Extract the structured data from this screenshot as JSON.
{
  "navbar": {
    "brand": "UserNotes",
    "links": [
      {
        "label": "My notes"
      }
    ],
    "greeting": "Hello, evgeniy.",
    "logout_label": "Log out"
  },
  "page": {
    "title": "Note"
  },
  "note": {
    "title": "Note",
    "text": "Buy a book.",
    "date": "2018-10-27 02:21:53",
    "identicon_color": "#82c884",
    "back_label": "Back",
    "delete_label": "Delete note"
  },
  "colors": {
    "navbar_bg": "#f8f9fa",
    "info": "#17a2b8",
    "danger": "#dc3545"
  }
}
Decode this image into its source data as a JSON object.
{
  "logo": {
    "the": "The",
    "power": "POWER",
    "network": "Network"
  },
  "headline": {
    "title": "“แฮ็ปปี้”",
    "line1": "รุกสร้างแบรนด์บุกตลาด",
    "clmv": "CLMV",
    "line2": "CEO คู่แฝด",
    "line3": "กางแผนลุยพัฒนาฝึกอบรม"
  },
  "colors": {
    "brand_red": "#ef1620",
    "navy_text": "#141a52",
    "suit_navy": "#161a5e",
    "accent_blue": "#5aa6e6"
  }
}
• • •
**What to work on:** Repeat each record in full; every line must match exactly.

**Response:**
Extract the structured data from this screenshot as JSON.
{
  "navbar": {
    "brand": "UserNotes",
    "links": [
      {
        "label": "My notes"
      }
    ],
    "greeting": "Hello, evgeniy.",
    "logout_label": "Log out"
  },
  "page": {
    "title": "Note"
  },
  "note": {
    "title": "Note",
    "text": "Buy a book.",
    "date": "2018-10-27 02:21:53",
    "identicon_color": "#82c884",
    "back_label": "Back",
    "delete_label": "Delete note"
  },
  "colors": {
    "navbar_bg": "#f8f9fa",
    "info": "#17a2b8",
    "danger": "#dc3545"
  }
}
Decode this image into its source data as a JSON object.
{
  "logo": {
    "the": "The",
    "power": "POWER",
    "network": "Network"
  },
  "headline": {
    "title": "“แฮ็ปปี้”",
    "line1": "รุกสร้างแบรนด์บุกตลาด",
    "clmv": "CLMV",
    "line2": "CEO คู่แฝด",
    "line3": "กางแผนลุยพัฒนาฝึกอบรม"
  },
  "colors": {
    "brand_red": "#ef1620",
    "navy_text": "#141a52",
    "suit_navy": "#161a5e",
    "accent_blue": "#5aa6e6"
  }
}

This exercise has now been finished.